> [DOCUMENT PASSAGE]

12th Session of the WIPO Standing Committee on Copyright and Related Rights
17-19 November 2004

IP Justice[1] is deeply concerned about the WIPO Secretariat’s rush to convene a Diplomatic Conference to create new rights for large broadcasting companies while ignoring the pleas of developing nations for WIPO to adopt work plans that provide access, not barriers, to knowledge and innovation and creativity. 

“Special-Interest” Broadcasting Treaty Undermines “Development Agenda” Goals

At its recent 2004 annual meeting, WIPO’s General Assembly adopted a “Development Agenda” designed to refocus WIPO’s work away from continuously increasing intellectual property rights, and rather, to enable access to knowledge and assist developing nations to foster innovation and creativity in alternative ways.[2]

There is a rapidly growing concern among developing nations and international NGO’s about the dangerous impact on civil rights, access to education, innovation, creativity, and competition facilitated by “special-interest” laws such as the proposed WIPO Broadcasting Treaty.[3]

There has been absolutely no showing that a new treaty on broadcasting is needed.  Proponents of this treaty have yet to attempt an explanation why existing intellectual property regimes are inadequate to meet the legitimate needs of broadcasting companies.  Arguments in favor of this treaty have focused on a need to reward investment in broadcasting, something outside the scope of intellectual property rights and thus outside of WIPO’s mandate.  While such reward may be appropriate in certain cases, it is not WIPO’s role to create new rights for those who played no role in creating programming or other content.

Many of these provisions (i.e., webcasting or anti-circumvention provisions for broadcasters) currently exist nowhere in national laws.  So in many cases, this treaty is not about “harmonizing” existing rights, but rather, creating entirely new rights that have never been shown to be warranted; as such, it is entirely inappropriate for an international treaty to mandate them.

While IP Justice recommends that Member States reject the entire treaty, we are particularly concerned about several provisions in the current draft that threaten to undermine the goals of the Development Agenda and endanger the public interest.

> [EXERCISE TASK 1] In the IP Justice statement, what did WIPO's General Assembly adopt at its 2004 annual meeting?
> [EXERCISE TASK 2] Return the passage of the IP Justice statement between "12th Session of" and "innovation and creativity.", inclusive.

> [DATA SECTION]
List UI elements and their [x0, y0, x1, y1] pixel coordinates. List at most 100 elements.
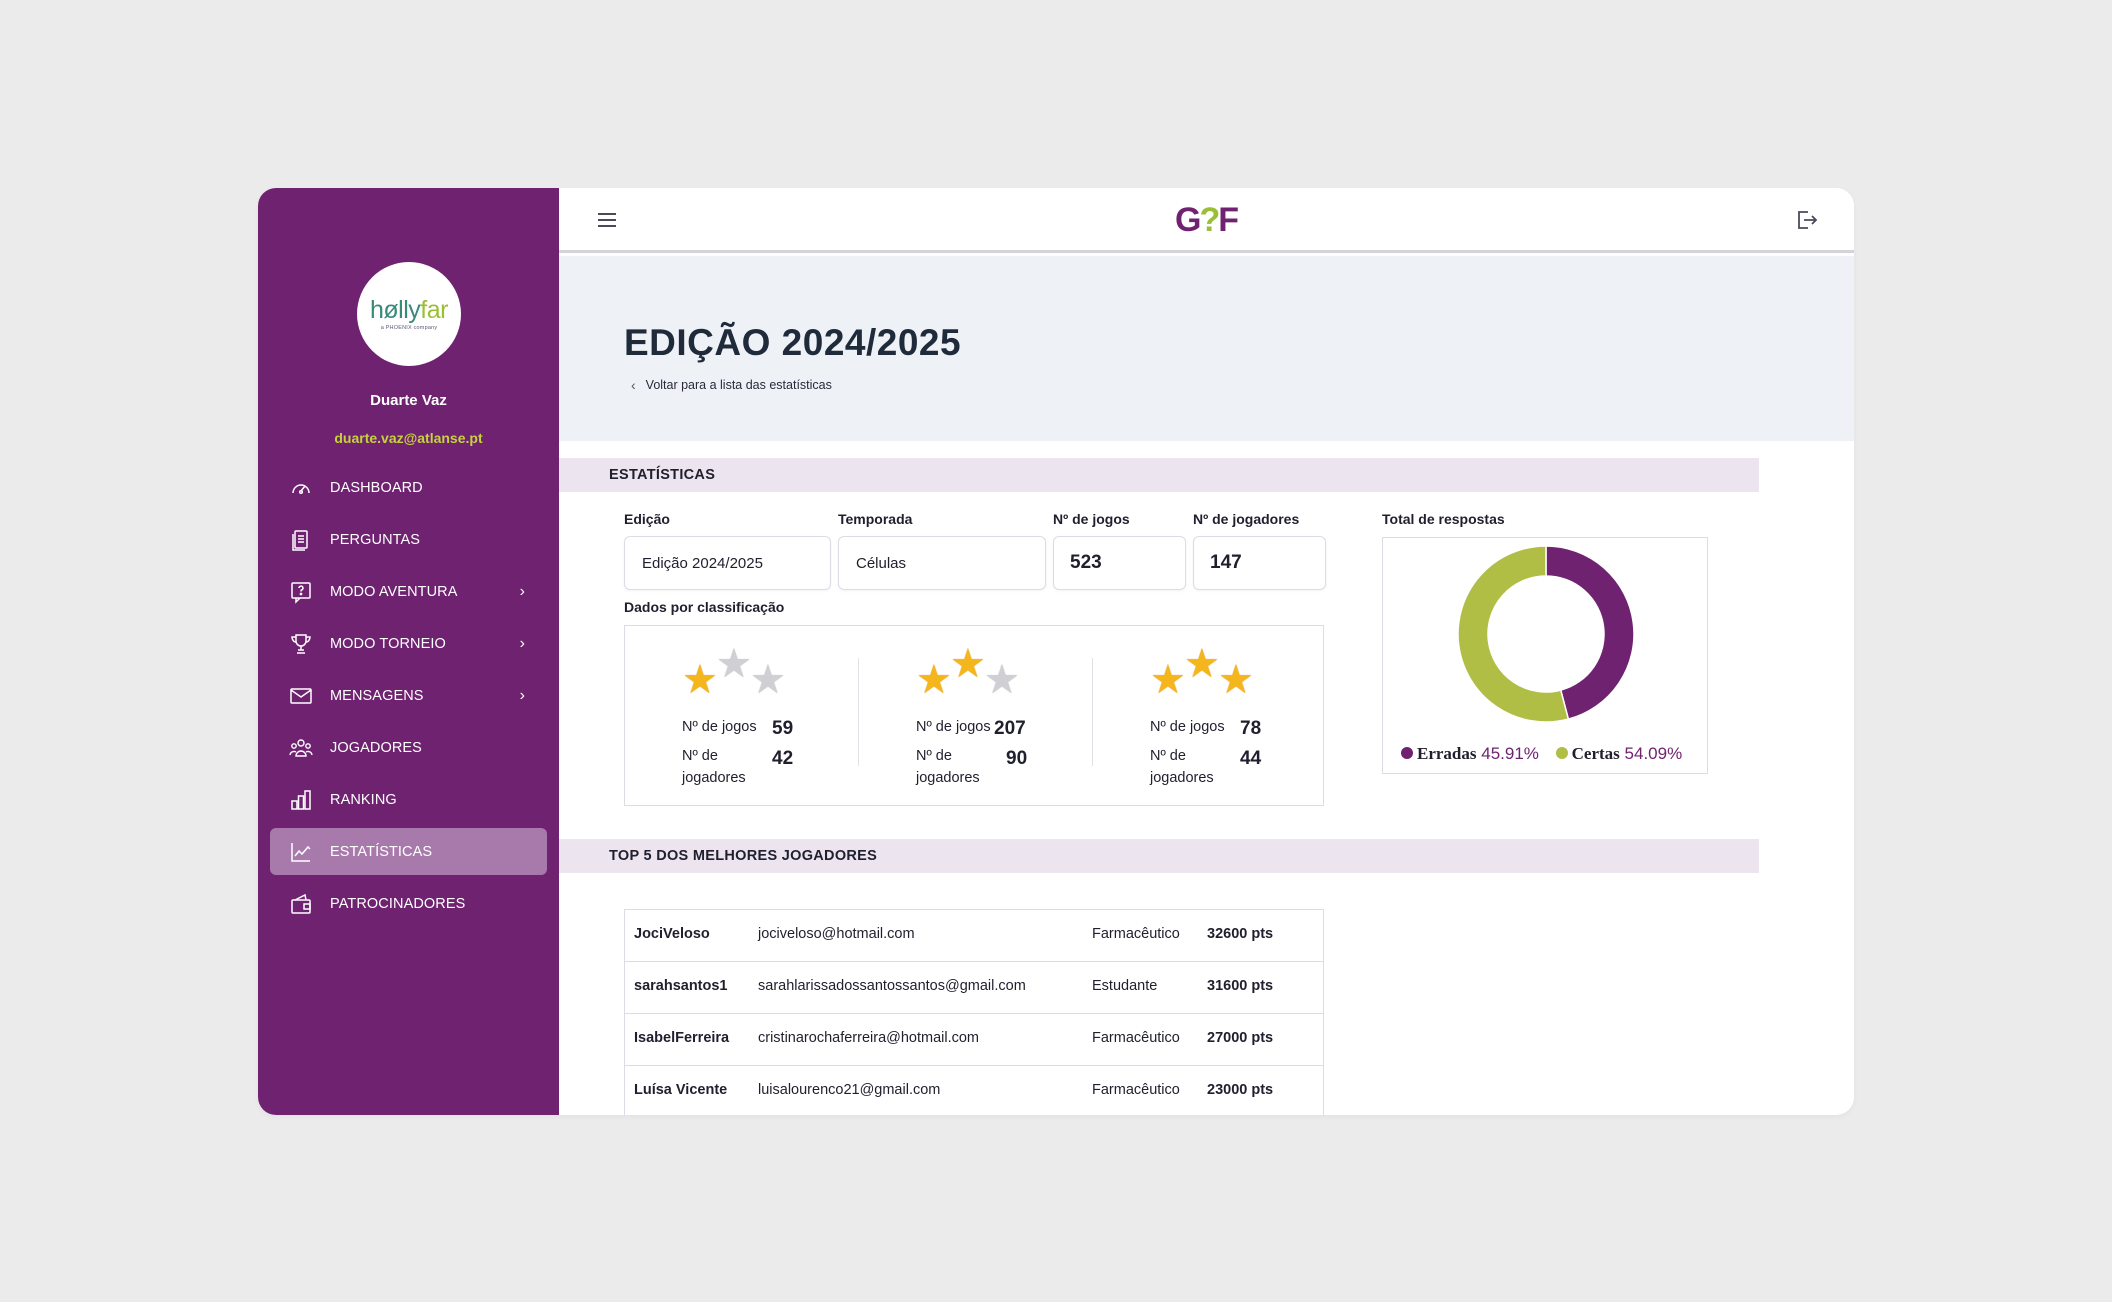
- sidebar-item-patrocinadores[interactable]: PATROCINADORES: [270, 880, 547, 927]
- sidebar-nav: DASHBOARD PERGUNTAS MODO AVENTURA › MODO…: [270, 464, 547, 932]
- star-filled-icon: ★: [1150, 658, 1186, 702]
- classification-panel: ★ ★ ★ Nº de jogos 59 Nº de jogadores 42 ★…: [624, 625, 1324, 806]
- players-row-label: Nº de jogadores: [682, 748, 746, 786]
- sidebar-item-label: MODO AVENTURA: [330, 583, 458, 600]
- games-value: 78: [1240, 718, 1262, 739]
- star-rating: ★ ★ ★: [916, 644, 1036, 702]
- player-role: Estudante: [1092, 978, 1158, 994]
- section-title: ESTATÍSTICAS: [609, 467, 716, 483]
- user-name: Duarte Vaz: [370, 392, 447, 409]
- question-bubble-icon: [288, 579, 314, 605]
- company-logo-subtitle: a PHOENIX company: [380, 324, 438, 331]
- star-filled-icon: ★: [1184, 642, 1220, 686]
- table-row[interactable]: sarahsantos1 sarahlarissadossantossantos…: [625, 962, 1323, 1014]
- sidebar: høllyfar a PHOENIX company Duarte Vaz du…: [258, 188, 559, 1115]
- app-window: høllyfar a PHOENIX company Duarte Vaz du…: [258, 188, 1854, 1115]
- games-row-label: Nº de jogos: [1150, 719, 1225, 735]
- sidebar-item-label: MODO TORNEIO: [330, 635, 446, 652]
- sidebar-item-label: PERGUNTAS: [330, 531, 421, 548]
- season-label: Temporada: [838, 511, 913, 527]
- answers-total-label: Total de respostas: [1382, 511, 1505, 527]
- games-row-label: Nº de jogos: [916, 719, 991, 735]
- donut-slice-certas[interactable]: [1457, 545, 1570, 723]
- sidebar-item-modo-torneio[interactable]: MODO TORNEIO ›: [270, 620, 547, 667]
- user-email: duarte.vaz@atlanse.pt: [334, 430, 483, 446]
- sidebar-item-label: PATROCINADORES: [330, 895, 466, 912]
- app-logo[interactable]: G?F: [1175, 201, 1239, 239]
- star-filled-icon: ★: [916, 658, 952, 702]
- section-title: TOP 5 DOS MELHORES JOGADORES: [609, 848, 878, 864]
- sidebar-item-label: RANKING: [330, 791, 397, 808]
- legend-dot-erradas: [1401, 747, 1413, 759]
- classification-3-star: ★ ★ ★ Nº de jogos 78 Nº de jogadores 44: [1150, 644, 1350, 788]
- donut-svg: [1457, 545, 1635, 723]
- games-row-label: Nº de jogos: [682, 719, 757, 735]
- sidebar-item-label: JOGADORES: [330, 739, 422, 756]
- sidebar-item-mensagens[interactable]: MENSAGENS ›: [270, 672, 547, 719]
- player-points: 23000 pts: [1207, 1082, 1274, 1098]
- sidebar-item-modo-aventura[interactable]: MODO AVENTURA ›: [270, 568, 547, 615]
- divider: [1092, 658, 1093, 766]
- bar-chart-icon: [288, 787, 314, 813]
- document-icon: [288, 527, 314, 553]
- edition-label: Edição: [624, 511, 670, 527]
- player-points: 27000 pts: [1207, 1030, 1274, 1046]
- legend-value-certas: 54.09%: [1624, 744, 1683, 763]
- player-email: sarahlarissadossantossantos@gmail.com: [758, 978, 1026, 994]
- sidebar-item-jogadores[interactable]: JOGADORES: [270, 724, 547, 771]
- player-email: jociveloso@hotmail.com: [758, 926, 915, 942]
- games-count-field: 523: [1053, 536, 1186, 590]
- table-row[interactable]: JociVeloso jociveloso@hotmail.com Farmac…: [625, 910, 1323, 962]
- star-empty-icon: ★: [984, 658, 1020, 702]
- players-value: 42: [772, 748, 794, 769]
- edition-field[interactable]: Edição 2024/2025: [624, 536, 831, 590]
- chart-legend: Erradas 45.91% Certas 54.09%: [1401, 744, 1694, 764]
- games-value: 207: [994, 718, 1026, 739]
- users-icon: [288, 735, 314, 761]
- top-players-table: JociVeloso jociveloso@hotmail.com Farmac…: [624, 909, 1324, 1115]
- players-row-label: Nº de jogadores: [916, 748, 980, 786]
- section-bar-top5: TOP 5 DOS MELHORES JOGADORES: [559, 839, 1759, 873]
- table-row[interactable]: Luísa Vicente luisalourenco21@gmail.com …: [625, 1066, 1323, 1115]
- gauge-icon: [288, 475, 314, 501]
- legend-value-erradas: 45.91%: [1481, 744, 1539, 763]
- player-role: Farmacêutico: [1092, 1030, 1180, 1046]
- star-filled-icon: ★: [1218, 658, 1254, 702]
- sidebar-item-label: DASHBOARD: [330, 479, 423, 496]
- legend-label-certas: Certas: [1571, 744, 1620, 763]
- star-filled-icon: ★: [682, 658, 718, 702]
- back-link[interactable]: ‹ Voltar para a lista das estatísticas: [631, 377, 832, 393]
- table-row[interactable]: IsabelFerreira cristinarochaferreira@hot…: [625, 1014, 1323, 1066]
- sidebar-item-estatisticas[interactable]: ESTATÍSTICAS: [270, 828, 547, 875]
- line-chart-icon: [288, 839, 314, 865]
- player-role: Farmacêutico: [1092, 1082, 1180, 1098]
- chevron-right-icon: ›: [519, 583, 525, 600]
- players-value: 44: [1240, 748, 1262, 769]
- avatar: høllyfar a PHOENIX company: [357, 262, 461, 366]
- donut-slice-erradas[interactable]: [1545, 545, 1635, 721]
- sidebar-item-label: ESTATÍSTICAS: [330, 843, 433, 860]
- classification-2-star: ★ ★ ★ Nº de jogos 207 Nº de jogadores 90: [916, 644, 1116, 788]
- star-rating: ★ ★ ★: [1150, 644, 1270, 702]
- star-empty-icon: ★: [716, 642, 752, 686]
- chevron-right-icon: ›: [519, 635, 525, 652]
- sidebar-item-perguntas[interactable]: PERGUNTAS: [270, 516, 547, 563]
- divider: [858, 658, 859, 766]
- season-field[interactable]: Células: [838, 536, 1046, 590]
- classification-1-star: ★ ★ ★ Nº de jogos 59 Nº de jogadores 42: [682, 644, 882, 788]
- star-filled-icon: ★: [950, 642, 986, 686]
- mail-icon: [288, 683, 314, 709]
- trophy-icon: [288, 631, 314, 657]
- company-logo: høllyfar: [370, 295, 448, 324]
- hamburger-menu-icon[interactable]: [597, 210, 617, 230]
- top-bar: G?F: [559, 188, 1854, 253]
- players-count-label: Nº de jogadores: [1193, 511, 1300, 527]
- player-points: 32600 pts: [1207, 926, 1274, 942]
- player-email: luisalourenco21@gmail.com: [758, 1082, 941, 1098]
- games-value: 59: [772, 718, 794, 739]
- logout-icon[interactable]: [1794, 208, 1818, 232]
- sidebar-item-dashboard[interactable]: DASHBOARD: [270, 464, 547, 511]
- player-role: Farmacêutico: [1092, 926, 1180, 942]
- player-email: cristinarochaferreira@hotmail.com: [758, 1030, 980, 1046]
- sidebar-item-ranking[interactable]: RANKING: [270, 776, 547, 823]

> [EXPECTED OUTPUT 1] A "Development Agenda"

> [EXPECTED OUTPUT 2]
12th Session of the WIPO Standing Committee on Copyright and Related Rights
17-19 November 2004

IP Justice[1] is deeply concerned about the WIPO Secretariat’s rush to convene a Diplomatic Conference to create new rights for large broadcasting companies while ignoring the pleas of developing nations for WIPO to adopt work plans that provide access, not barriers, to knowledge and innovation and creativity.